Texte
----------------

MACÉDOINE D’HIER ET D’AUJOURD’HUI

Thèmes: Histoire, Géopolitique                                                                                           Conférence du mardi 14 janvier 2020

MACÉDOINE D’HIER ET D’AUJOURD’HUI

Par Monsieur André PALEOLOGUE, docteur en histoire, expert consultant auprès du Centre pour le Patrimoine mondial  (UNESCO).

Introduction

Autant du point de vue géographique que politique, la Macédoine parait même à ce jour un espace difficile à cerner. En fait, il s’agit avant tout d’un territoire habité par des populations de traditions et de langues différentes géré par plusieurs Etats : la Grèce, la Macédoine du Nord, la Bulgarie et l’Albanie. Depuis 1991, suite à l’implosion de la fédération Yougoslave, une « Macédoine » – république indépendante – essaye de gagner sa reconnaissance internationale soit comme Ancienne République Yougoslave de Macédoine (ARYM/FYROM), soit, depuis 2018, avec l’accord obtenu in extremis de la Grèce, en tant que République de Macédoine du Nord. On regroupe sur le territoire qu’elle gère tout particulièrement des locuteurs de langue slave et une forte minorité albanaise. Personne n’est prêt à oublier pour autant que l’histoire de la Macédoine, riche et complexe, constitue depuis la haute Antiquité une des pages les plus brillantes de la civilisation européenne.

I – La Macédoine d’hier.

----------------

Extrait de données

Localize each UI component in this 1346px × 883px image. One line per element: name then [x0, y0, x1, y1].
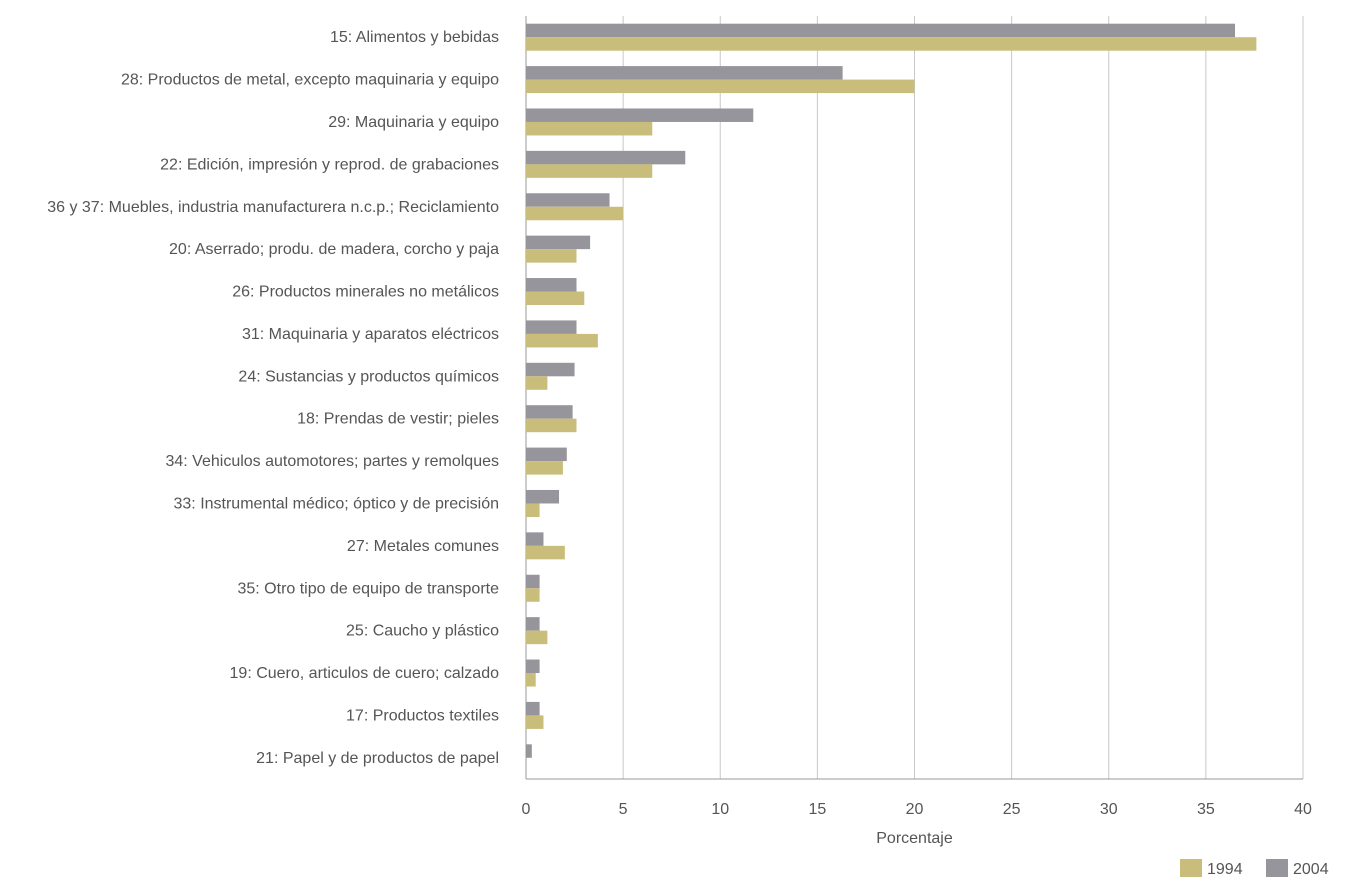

----------------

Exercices
- a) Dans le texte sur la Macédoine, relevez les réponses à ces questions :
(i) À quelle date la conférence a-t-elle eu lieu ?
(ii) Auprès de quel centre André Paléologue est-il expert consultant ?
(iii) Depuis quelle année la république indépendante peut-elle se faire reconnaître sous le nom de République de Macédoine du Nord ?
- b) Poursuivez le texte sur la Macédoine en rédigeant la partie qui commence juste après le titre « I – La Macédoine d'hier. ».
Le matériel fourni n'est pas nécessaire pour ces exercices.

Corrigé
- a)
(i) Le mardi 14 janvier 2020.
(ii) Le Centre pour le Patrimoine mondial (UNESCO).
(iii) Depuis 2018.

- b)
La Macédoine est un pays de montagnes (d’ailleurs l’appellation de « Macédoniens » viendrait de « makedónes » qui signifie « les gens des hautes montagnes »). Cette donnée géographique a permis aux habitants de cet espace de se sentir protégés face aux envahisseurs, tout en les contraignant à un certain degré d’autarcie. Pour sortir de cet isolement il a fallu que les Macédoniens se tournent vers l’Est anatolien. Ainsi, Alexandre le Grand ne forme-t-il pas son empire en prenant cette direction ?

Hérodote (vers 450 av. J-C) traite les Macédoniens de barbaroi, mais moins d’un siècle plus tard, ces « barbares » s’exprimeront parfaitement en grec. Si Philippe II, roi de Macédoine, impose son hégémonie militaire presque à toute la Grèce, son fils, Alexandre, à partir de 336 av J-C, crée un empire qui ira de l’Egypte à l’Inde assurant ainsi la diffusion de la culture hellénistique sur de vastes territoires. Il est toutefois utile de rappeler combien ce «Grand» Alexandre fut redevable à la pensée du «Macédonien» Aristote (de Stagire) qui lui a inculqué les principes et les idées fondatrices d’une civilisation qui est encore à ce jour la nôtre.

Le rayonnement de la Macédoine alla de pair avec son essor économique, artistique et culturel. Ainsi, furent trouvées à Pella des mosaïques de galets uniques au monde de par leurs qualités artistiques, tandis que dans les tumuli royaux de Vergina, les inventaires d’objets funéraires (artefacts en or massif ou plaqués d’or et d’ivoire – coffres (larnax), urnes et autres récipients (rhytons, kylix…) magnifiquement réalisés – témoignent d’une inégalable maitrise artisanale.

On notera au passage, que ce sont les militaires français qui, sur leur chemin vers la Crimée au milieu du XIXe siècle et surtout lors de leur séjour de presque trois ans autour de Salonique pendant la Grande Guerre, découvrirent les vestiges de l’ancienne Macédoine permettant ainsi sa mise en valeur. De nos jours, de nombreuses pièces archéologiques de ces contrées sont conservées et exposées au Musée du Louvre.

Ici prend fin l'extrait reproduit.